• **Instruction**
Wherever the word "this" appears in a line, copy that line.

──────── Data to use

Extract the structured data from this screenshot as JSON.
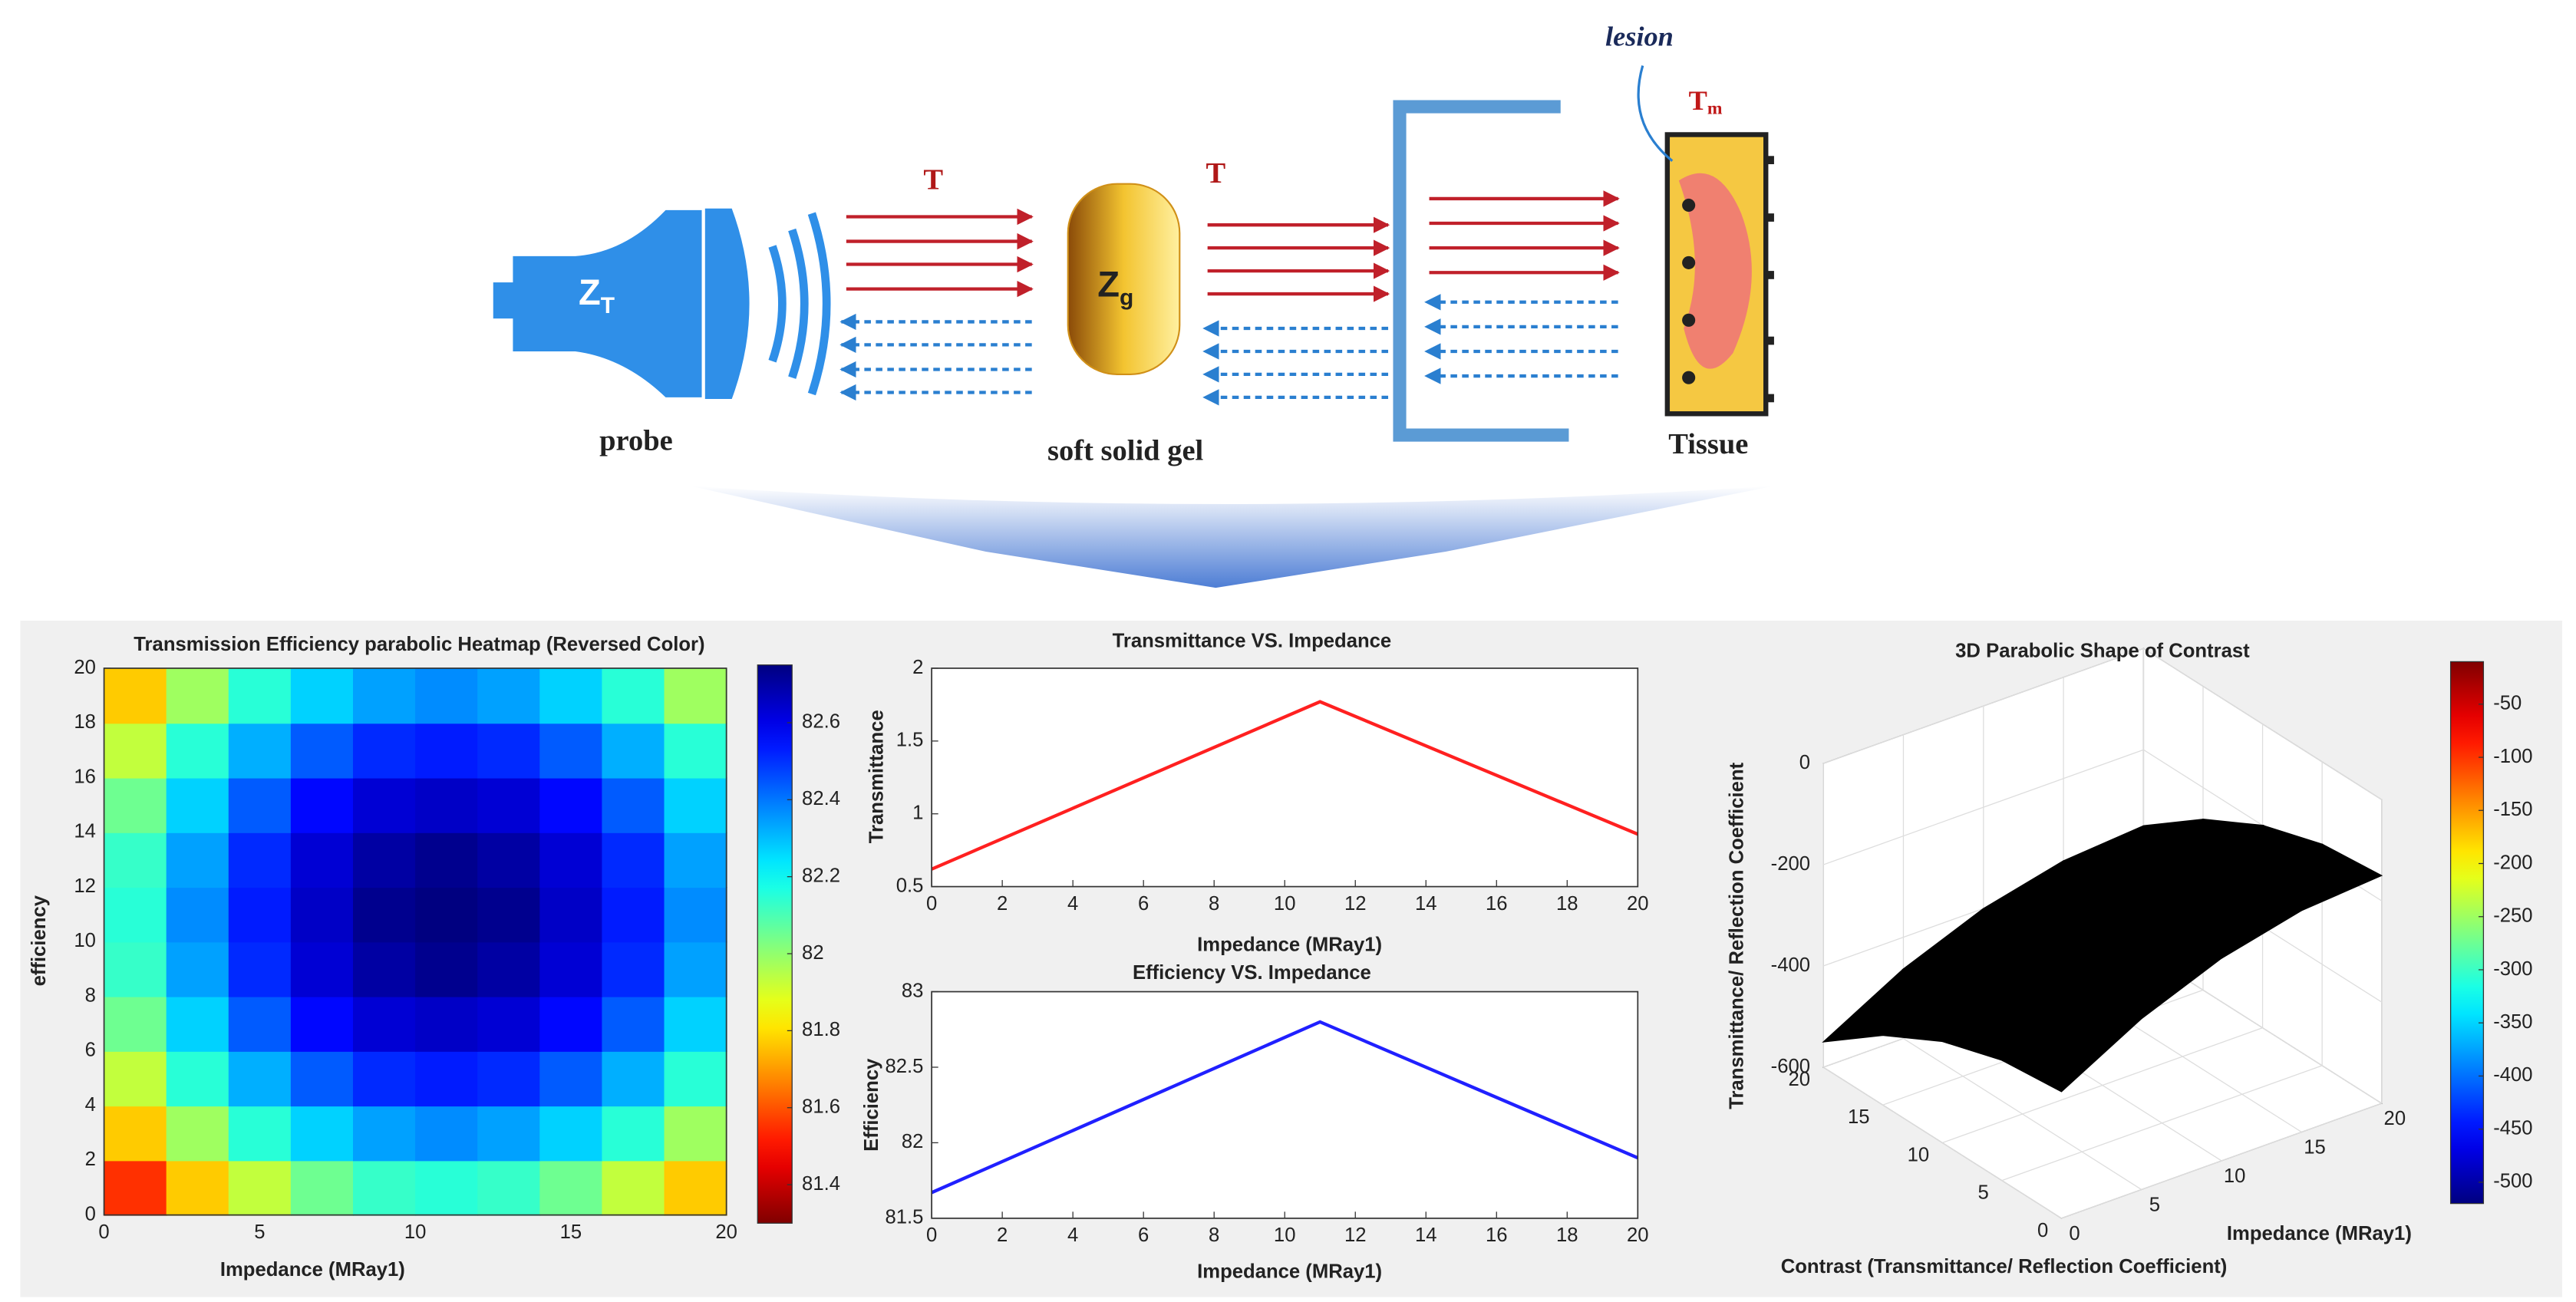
{
  "diagram": {
    "probe_label": "probe",
    "probe_impedance": "Z",
    "probe_impedance_sub": "T",
    "gel_label": "soft solid gel",
    "gel_impedance": "Z",
    "gel_impedance_sub": "g",
    "tissue_label": "Tissue",
    "lesion_label": "lesion",
    "transmit_labels": [
      "T",
      "T"
    ],
    "tissue_transmit": "T",
    "tissue_transmit_sub": "m"
  },
  "chart_data": [
    {
      "type": "heatmap",
      "title": "Transmission Efficiency parabolic Heatmap (Reversed Color)",
      "xlabel": "Impedance (MRay1)",
      "ylabel": "efficiency",
      "x": [
        1,
        3,
        5,
        7,
        9,
        11,
        13,
        15,
        17,
        19
      ],
      "y": [
        1,
        3,
        5,
        7,
        9,
        11,
        13,
        15,
        17,
        19
      ],
      "z": [
        [
          81.55,
          81.77,
          81.93,
          82.05,
          82.13,
          82.15,
          82.13,
          82.05,
          81.93,
          81.77
        ],
        [
          81.77,
          81.98,
          82.15,
          82.27,
          82.34,
          82.37,
          82.34,
          82.27,
          82.15,
          81.98
        ],
        [
          81.93,
          82.15,
          82.32,
          82.44,
          82.51,
          82.53,
          82.51,
          82.44,
          82.32,
          82.15
        ],
        [
          82.05,
          82.27,
          82.44,
          82.56,
          82.63,
          82.65,
          82.63,
          82.56,
          82.44,
          82.27
        ],
        [
          82.13,
          82.34,
          82.51,
          82.63,
          82.7,
          82.73,
          82.7,
          82.63,
          82.51,
          82.34
        ],
        [
          82.15,
          82.37,
          82.53,
          82.65,
          82.73,
          82.75,
          82.73,
          82.65,
          82.53,
          82.37
        ],
        [
          82.13,
          82.34,
          82.51,
          82.63,
          82.7,
          82.73,
          82.7,
          82.63,
          82.51,
          82.34
        ],
        [
          82.05,
          82.27,
          82.44,
          82.56,
          82.63,
          82.65,
          82.63,
          82.56,
          82.44,
          82.27
        ],
        [
          81.93,
          82.15,
          82.32,
          82.44,
          82.51,
          82.53,
          82.51,
          82.44,
          82.32,
          82.15
        ],
        [
          81.77,
          81.98,
          82.15,
          82.27,
          82.34,
          82.37,
          82.34,
          82.27,
          82.15,
          81.98
        ]
      ],
      "xlim": [
        0,
        20
      ],
      "ylim": [
        0,
        20
      ],
      "xticks": [
        0,
        5,
        10,
        15,
        20
      ],
      "yticks": [
        0,
        2,
        4,
        6,
        8,
        10,
        12,
        14,
        16,
        18,
        20
      ],
      "zlim": [
        81.3,
        82.75
      ],
      "zticks": [
        81.4,
        81.6,
        81.8,
        82,
        82.2,
        82.4,
        82.6
      ],
      "colormap": "jet",
      "reversed": true
    },
    {
      "type": "line",
      "title": "Transmittance VS. Impedance",
      "xlabel": "Impedance (MRay1)",
      "ylabel": "Transmittance",
      "x": [
        0,
        11,
        20
      ],
      "values": [
        0.62,
        1.77,
        0.86
      ],
      "color": "#ff2020",
      "xlim": [
        0,
        20
      ],
      "ylim": [
        0.5,
        2
      ],
      "xticks": [
        0,
        2,
        4,
        6,
        8,
        10,
        12,
        14,
        16,
        18,
        20
      ],
      "yticks": [
        0.5,
        1,
        1.5,
        2
      ]
    },
    {
      "type": "line",
      "title": "Efficiency VS. Impedance",
      "xlabel": "Impedance (MRay1)",
      "ylabel": "Efficiency",
      "x": [
        0,
        11,
        20
      ],
      "values": [
        81.67,
        82.8,
        81.9
      ],
      "color": "#2020ff",
      "xlim": [
        0,
        20
      ],
      "ylim": [
        81.5,
        83
      ],
      "xticks": [
        0,
        2,
        4,
        6,
        8,
        10,
        12,
        14,
        16,
        18,
        20
      ],
      "yticks": [
        81.5,
        82,
        82.5,
        83
      ]
    },
    {
      "type": "surface3d",
      "title": "3D Parabolic Shape of Contrast",
      "xlabel": "Impedance (MRay1)",
      "ylabel": "Contrast (Transmittance/ Reflection Coefficient)",
      "zlabel": "Transmittance/ Reflection Coefficient",
      "x": [
        0,
        5,
        10,
        15,
        20
      ],
      "y": [
        0,
        5,
        10,
        15,
        20
      ],
      "z": [
        [
          -350,
          -262.5,
          -200,
          -162.5,
          -150
        ],
        [
          -362.5,
          -275,
          -212.5,
          -175,
          -162.5
        ],
        [
          -400,
          -312.5,
          -250,
          -212.5,
          -200
        ],
        [
          -462.5,
          -375,
          -312.5,
          -275,
          -262.5
        ],
        [
          -550,
          -462.5,
          -400,
          -362.5,
          -350
        ]
      ],
      "color": "#000000",
      "xlim": [
        0,
        20
      ],
      "ylim": [
        0,
        20
      ],
      "zlim": [
        -600,
        0
      ],
      "xticks": [
        0,
        5,
        10,
        15,
        20
      ],
      "yticks": [
        0,
        5,
        10,
        15,
        20
      ],
      "zticks": [
        0,
        -200,
        -400,
        -600
      ],
      "clim": [
        -520,
        -10
      ],
      "cticks": [
        -50,
        -100,
        -150,
        -200,
        -250,
        -300,
        -350,
        -400,
        -450,
        -500
      ],
      "colormap": "jet",
      "grid": true
    }
  ]
}
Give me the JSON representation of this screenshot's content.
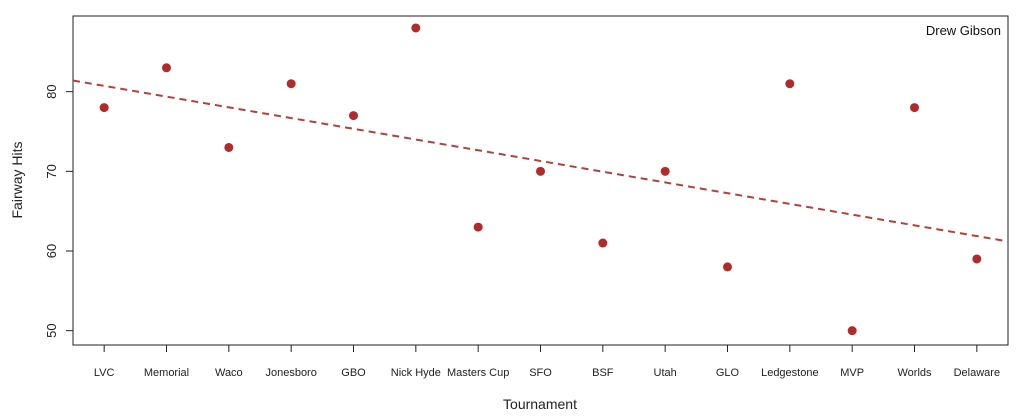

────────────────

• **Exercise output**
Extract the structured data from this screenshot as JSON.
Give me the JSON representation of this screenshot's content.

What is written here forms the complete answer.